◆ **Instructions to follow**:
Write out every entry exactly as given, but omit the pictures.

────────────────────────────────────────

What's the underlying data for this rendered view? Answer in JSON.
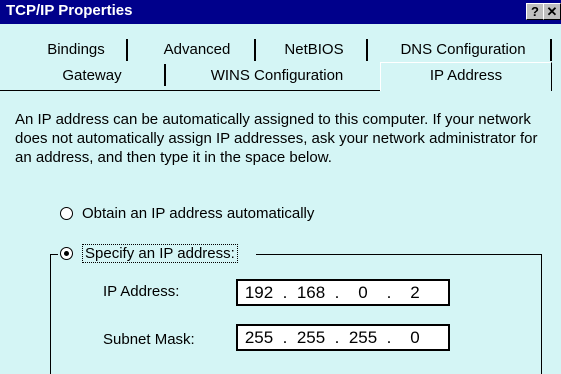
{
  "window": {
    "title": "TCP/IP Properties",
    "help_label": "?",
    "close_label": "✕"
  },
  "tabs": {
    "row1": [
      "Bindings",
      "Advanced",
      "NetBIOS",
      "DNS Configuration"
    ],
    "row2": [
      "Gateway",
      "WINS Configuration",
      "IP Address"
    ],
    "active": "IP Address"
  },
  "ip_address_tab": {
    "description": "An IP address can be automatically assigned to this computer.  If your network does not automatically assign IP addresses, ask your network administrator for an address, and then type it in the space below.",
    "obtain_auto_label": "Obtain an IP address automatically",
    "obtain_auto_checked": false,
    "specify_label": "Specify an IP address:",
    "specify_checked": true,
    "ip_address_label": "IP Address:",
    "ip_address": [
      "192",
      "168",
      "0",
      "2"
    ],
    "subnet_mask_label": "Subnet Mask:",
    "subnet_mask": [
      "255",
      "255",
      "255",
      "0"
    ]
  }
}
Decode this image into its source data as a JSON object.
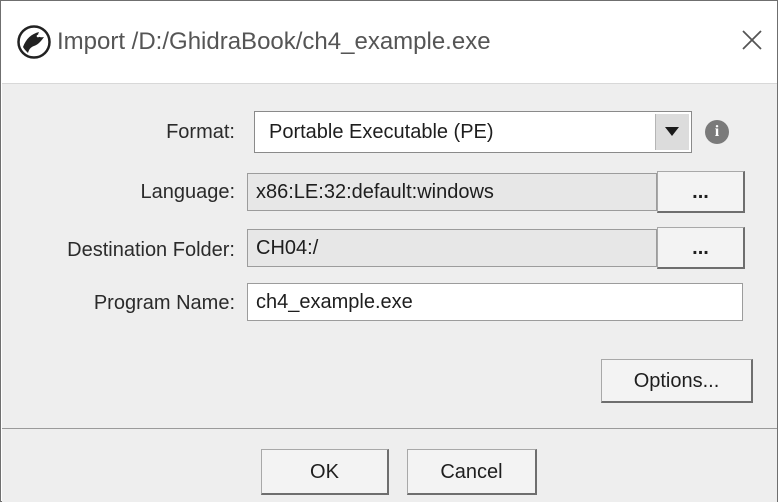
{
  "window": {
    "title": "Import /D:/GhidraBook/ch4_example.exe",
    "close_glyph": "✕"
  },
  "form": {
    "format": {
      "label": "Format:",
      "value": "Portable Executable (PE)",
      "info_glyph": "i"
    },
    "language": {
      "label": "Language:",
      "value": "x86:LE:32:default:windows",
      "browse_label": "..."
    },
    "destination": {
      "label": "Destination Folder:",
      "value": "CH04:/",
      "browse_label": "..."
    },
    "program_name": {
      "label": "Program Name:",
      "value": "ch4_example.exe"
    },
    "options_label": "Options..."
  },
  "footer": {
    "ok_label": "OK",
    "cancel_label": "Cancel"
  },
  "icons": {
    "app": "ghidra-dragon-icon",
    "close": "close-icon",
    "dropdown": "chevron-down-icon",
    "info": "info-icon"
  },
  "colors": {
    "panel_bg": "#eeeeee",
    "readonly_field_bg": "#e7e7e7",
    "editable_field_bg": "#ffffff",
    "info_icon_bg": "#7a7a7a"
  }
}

────────────────────────────────────────

◆ **Written answer**:
What's the underlying data for this rendered view? Answer in JSON.
{
  "window": {
    "title": "TCP/IP Properties",
    "help_label": "?",
    "close_label": "✕"
  },
  "tabs": {
    "row1": [
      "Bindings",
      "Advanced",
      "NetBIOS",
      "DNS Configuration"
    ],
    "row2": [
      "Gateway",
      "WINS Configuration",
      "IP Address"
    ],
    "active": "IP Address"
  },
  "ip_address_tab": {
    "description": "An IP address can be automatically assigned to this computer.  If your network does not automatically assign IP addresses, ask your network administrator for an address, and then type it in the space below.",
    "obtain_auto_label": "Obtain an IP address automatically",
    "obtain_auto_checked": false,
    "specify_label": "Specify an IP address:",
    "specify_checked": true,
    "ip_address_label": "IP Address:",
    "ip_address": [
      "192",
      "168",
      "0",
      "2"
    ],
    "subnet_mask_label": "Subnet Mask:",
    "subnet_mask": [
      "255",
      "255",
      "255",
      "0"
    ]
  }
}
Decode this image into its source data as a JSON object.
{
  "window": {
    "title": "Import /D:/GhidraBook/ch4_example.exe",
    "close_glyph": "✕"
  },
  "form": {
    "format": {
      "label": "Format:",
      "value": "Portable Executable (PE)",
      "info_glyph": "i"
    },
    "language": {
      "label": "Language:",
      "value": "x86:LE:32:default:windows",
      "browse_label": "..."
    },
    "destination": {
      "label": "Destination Folder:",
      "value": "CH04:/",
      "browse_label": "..."
    },
    "program_name": {
      "label": "Program Name:",
      "value": "ch4_example.exe"
    },
    "options_label": "Options..."
  },
  "footer": {
    "ok_label": "OK",
    "cancel_label": "Cancel"
  },
  "icons": {
    "app": "ghidra-dragon-icon",
    "close": "close-icon",
    "dropdown": "chevron-down-icon",
    "info": "info-icon"
  },
  "colors": {
    "panel_bg": "#eeeeee",
    "readonly_field_bg": "#e7e7e7",
    "editable_field_bg": "#ffffff",
    "info_icon_bg": "#7a7a7a"
  }
}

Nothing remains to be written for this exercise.